What you should do — Please output every line of the material as it stands, without the pictures.

Task data —

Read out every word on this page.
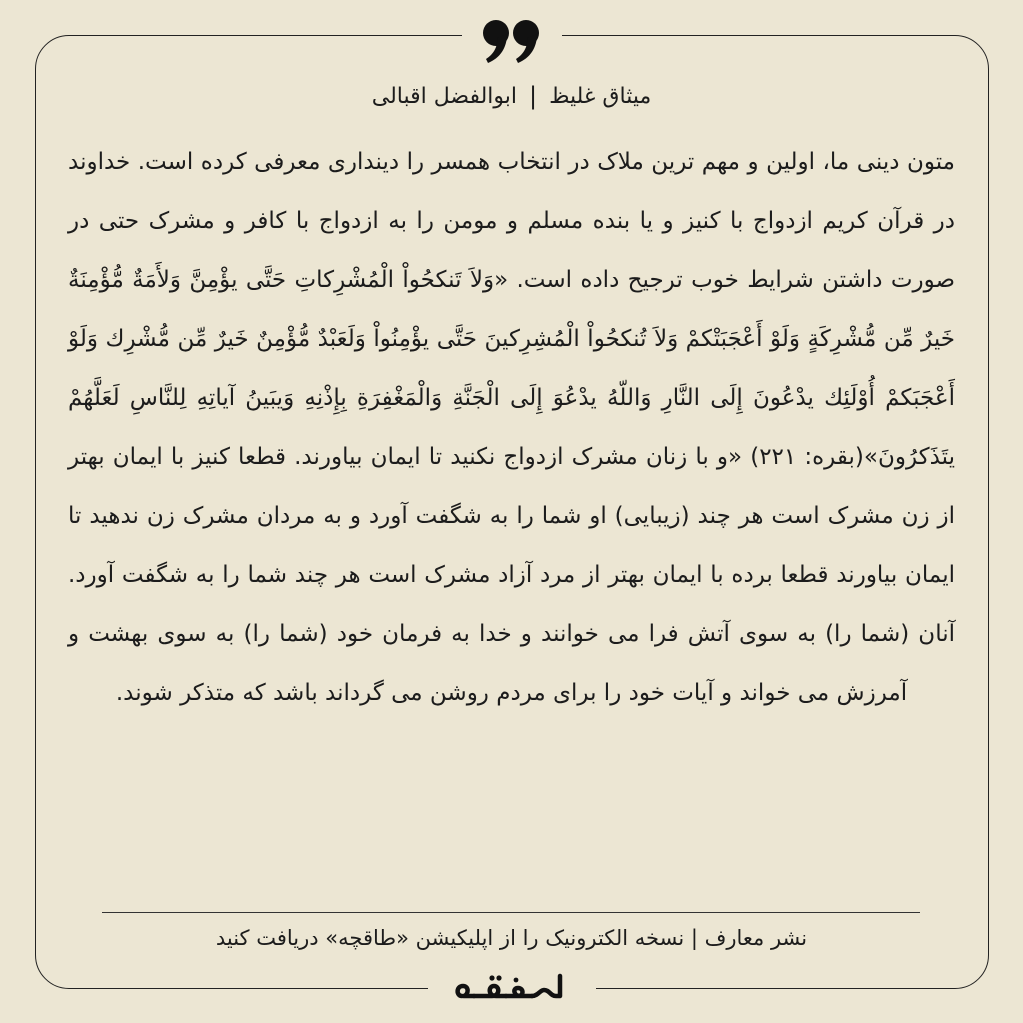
میثاق غلیظ
|
ابوالفضل اقبالی

متون دینی ما، اولین و مهم ترین ملاک در انتخاب همسر را دینداری معرفی کرده است. خداوند در قرآن کریم ازدواج با کنیز و یا بنده مسلم و مومن را به ازدواج با کافر و مشرک حتی در صورت داشتن شرایط خوب ترجیح داده است. «وَلاَ تَنكحُواْ الْمُشْرِكاتِ حَتَّى يؤْمِنَّ وَلأَمَةٌ مُّؤْمِنَةٌ خَيرٌ مِّن مُّشْرِكَةٍ وَلَوْ أَعْجَبَتْكمْ وَلاَ تُنكحُواْ الْمُشِرِكينَ حَتَّى يؤْمِنُواْ وَلَعَبْدٌ مُّؤْمِنٌ خَيرٌ مِّن مُّشْرِك وَلَوْ أَعْجَبَكمْ أُوْلَئِك يدْعُونَ إِلَى النَّارِ وَاللّهُ يدْعُوَ إِلَى الْجَنَّةِ وَالْمَغْفِرَةِ بِإِذْنِهِ وَيبَينُ آياتِهِ لِلنَّاسِ لَعَلَّهُمْ يتَذَكرُونَ»(بقره: ۲۲۱) «و با زنان مشرک ازدواج نکنید تا ایمان بیاورند. قطعا کنیز با ایمان بهتر از زن مشرک است هر چند (زیبایی) او شما را به شگفت آورد و به مردان مشرک زن ندهید تا ایمان بیاورند قطعا برده با ایمان بهتر از مرد آزاد مشرک است هر چند شما را به شگفت آورد. آنان (شما را) به سوی آتش فرا می خوانند و خدا به فرمان خود (شما را) به سوی بهشت و آمرزش می خواند و آیات خود را برای مردم روشن می گرداند باشد که متذکر شوند.

نشر معارف | نسخه الکترونیک را از اپلیکیشن «طاقچه» دریافت کنید
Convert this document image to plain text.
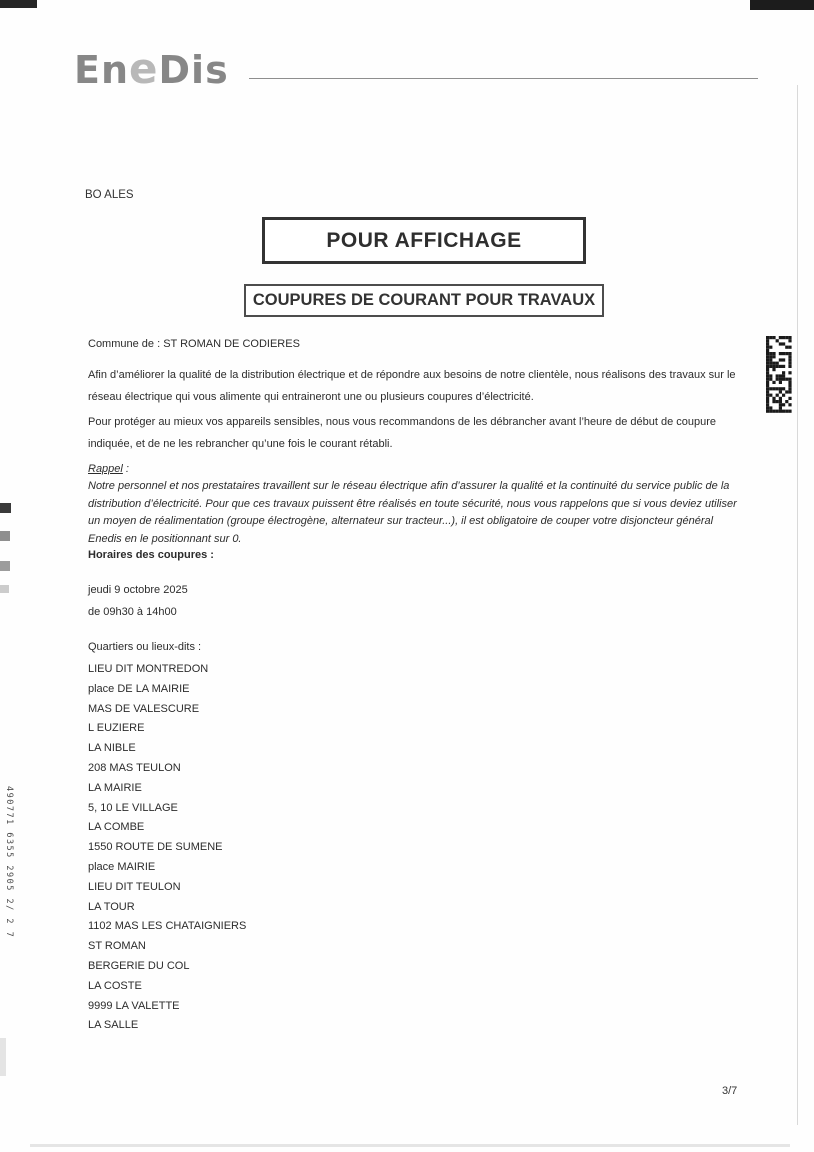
EneDis
BO ALES
POUR AFFICHAGE
COUPURES DE COURANT POUR TRAVAUX
Commune de : ST ROMAN DE CODIERES
Afin d’améliorer la qualité de la distribution électrique et de répondre aux besoins de notre clientèle, nous réalisons des travaux sur le réseau électrique qui vous alimente qui entraineront une ou plusieurs coupures d’électricité.
Pour protéger au mieux vos appareils sensibles, nous vous recommandons de les débrancher avant l’heure de début de coupure indiquée, et de ne les rebrancher qu’une fois le courant rétabli.
Rappel :
Notre personnel et nos prestataires travaillent sur le réseau électrique afin d’assurer la qualité et la continuité du service public de la distribution d’électricité. Pour que ces travaux puissent être réalisés en toute sécurité, nous vous rappelons que si vous deviez utiliser un moyen de réalimentation (groupe électrogène, alternateur sur tracteur...), il est obligatoire de couper votre disjoncteur général Enedis en le positionnant sur 0.
Horaires des coupures :
jeudi 9 octobre 2025
de 09h30 à 14h00
Quartiers ou lieux-dits :
LIEU DIT MONTREDON
place DE LA MAIRIE
MAS DE VALESCURE
L EUZIERE
LA NIBLE
208 MAS TEULON
LA MAIRIE
5, 10 LE VILLAGE
LA COMBE
1550 ROUTE DE SUMENE
place MAIRIE
LIEU DIT TEULON
LA TOUR
1102 MAS LES CHATAIGNIERS
ST ROMAN
BERGERIE DU COL
LA COSTE
9999 LA VALETTE
LA SALLE
490771 6355 2905 2/ 2 7
3/7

Problem solution —
Read out every word on this page.
میثاق غلیظ
|
ابوالفضل اقبالی

متون دینی ما، اولین و مهم ترین ملاک در انتخاب همسر را دینداری معرفی کرده است. خداوند در قرآن کریم ازدواج با کنیز و یا بنده مسلم و مومن را به ازدواج با کافر و مشرک حتی در صورت داشتن شرایط خوب ترجیح داده است. «وَلاَ تَنكحُواْ الْمُشْرِكاتِ حَتَّى يؤْمِنَّ وَلأَمَةٌ مُّؤْمِنَةٌ خَيرٌ مِّن مُّشْرِكَةٍ وَلَوْ أَعْجَبَتْكمْ وَلاَ تُنكحُواْ الْمُشِرِكينَ حَتَّى يؤْمِنُواْ وَلَعَبْدٌ مُّؤْمِنٌ خَيرٌ مِّن مُّشْرِك وَلَوْ أَعْجَبَكمْ أُوْلَئِك يدْعُونَ إِلَى النَّارِ وَاللّهُ يدْعُوَ إِلَى الْجَنَّةِ وَالْمَغْفِرَةِ بِإِذْنِهِ وَيبَينُ آياتِهِ لِلنَّاسِ لَعَلَّهُمْ يتَذَكرُونَ»(بقره: ۲۲۱) «و با زنان مشرک ازدواج نکنید تا ایمان بیاورند. قطعا کنیز با ایمان بهتر از زن مشرک است هر چند (زیبایی) او شما را به شگفت آورد و به مردان مشرک زن ندهید تا ایمان بیاورند قطعا برده با ایمان بهتر از مرد آزاد مشرک است هر چند شما را به شگفت آورد. آنان (شما را) به سوی آتش فرا می خوانند و خدا به فرمان خود (شما را) به سوی بهشت و آمرزش می خواند و آیات خود را برای مردم روشن می گرداند باشد که متذکر شوند.

نشر معارف | نسخه الکترونیک را از اپلیکیشن «طاقچه» دریافت کنید
Convert this document image to plain text.
EneDis
BO ALES
POUR AFFICHAGE
COUPURES DE COURANT POUR TRAVAUX
Commune de : ST ROMAN DE CODIERES
Afin d’améliorer la qualité de la distribution électrique et de répondre aux besoins de notre clientèle, nous réalisons des travaux sur le réseau électrique qui vous alimente qui entraineront une ou plusieurs coupures d’électricité.
Pour protéger au mieux vos appareils sensibles, nous vous recommandons de les débrancher avant l’heure de début de coupure indiquée, et de ne les rebrancher qu’une fois le courant rétabli.
Rappel :
Notre personnel et nos prestataires travaillent sur le réseau électrique afin d’assurer la qualité et la continuité du service public de la distribution d’électricité. Pour que ces travaux puissent être réalisés en toute sécurité, nous vous rappelons que si vous deviez utiliser un moyen de réalimentation (groupe électrogène, alternateur sur tracteur...), il est obligatoire de couper votre disjoncteur général Enedis en le positionnant sur 0.
Horaires des coupures :
jeudi 9 octobre 2025
de 09h30 à 14h00
Quartiers ou lieux-dits :
LIEU DIT MONTREDON
place DE LA MAIRIE
MAS DE VALESCURE
L EUZIERE
LA NIBLE
208 MAS TEULON
LA MAIRIE
5, 10 LE VILLAGE
LA COMBE
1550 ROUTE DE SUMENE
place MAIRIE
LIEU DIT TEULON
LA TOUR
1102 MAS LES CHATAIGNIERS
ST ROMAN
BERGERIE DU COL
LA COSTE
9999 LA VALETTE
LA SALLE
490771 6355 2905 2/ 2 7
3/7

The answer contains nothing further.